[start Supplied material]

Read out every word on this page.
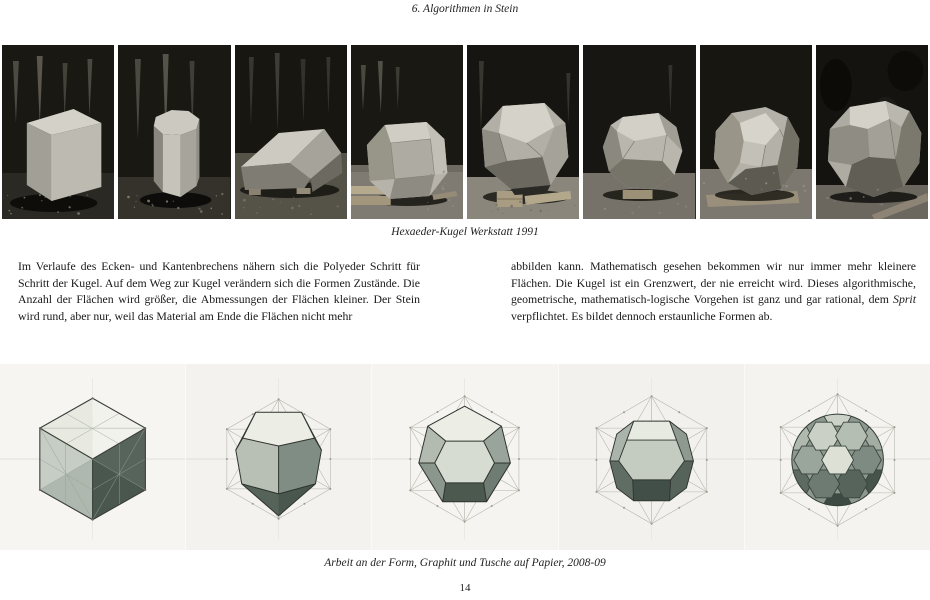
6. Algorithmen in Stein
Hexaeder-Kugel Werkstatt 1991

Im Verlaufe des Ecken- und Kantenbrechens nähern sich die Polyeder Schritt für Schritt der Kugel. Auf dem Weg zur Kugel verändern sich die Formen Zustände. Die Anzahl der Flächen wird größer, die Abmessungen der Flächen kleiner. Der Stein wird rund, aber nur, weil das Material am Ende die Flächen nicht mehr

abbilden kann. Mathematisch gesehen bekommen wir nur immer mehr kleinere Flächen. Die Kugel ist ein Grenzwert, der nie erreicht wird. Dieses algorithmische, geometrische, mathematisch-logische Vorgehen ist ganz und gar rational, dem Sprit verpflichtet. Es bildet dennoch erstaunliche Formen ab.

Arbeit an der Form, Graphit und Tusche auf Papier, 2008-09
14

[end Supplied material]

* Instructions to follow *
A faithful copy of the records above is needed, with the pictures left out.

* The solution *
Read out every word on this page.
6. Algorithmen in Stein
Hexaeder-Kugel Werkstatt 1991

Im Verlaufe des Ecken- und Kantenbrechens nähern sich die Polyeder Schritt für Schritt der Kugel. Auf dem Weg zur Kugel verändern sich die Formen Zustände. Die Anzahl der Flächen wird größer, die Abmessungen der Flächen kleiner. Der Stein wird rund, aber nur, weil das Material am Ende die Flächen nicht mehr

abbilden kann. Mathematisch gesehen bekommen wir nur immer mehr kleinere Flächen. Die Kugel ist ein Grenzwert, der nie erreicht wird. Dieses algorithmische, geometrische, mathematisch-logische Vorgehen ist ganz und gar rational, dem Sprit verpflichtet. Es bildet dennoch erstaunliche Formen ab.

Arbeit an der Form, Graphit und Tusche auf Papier, 2008-09
14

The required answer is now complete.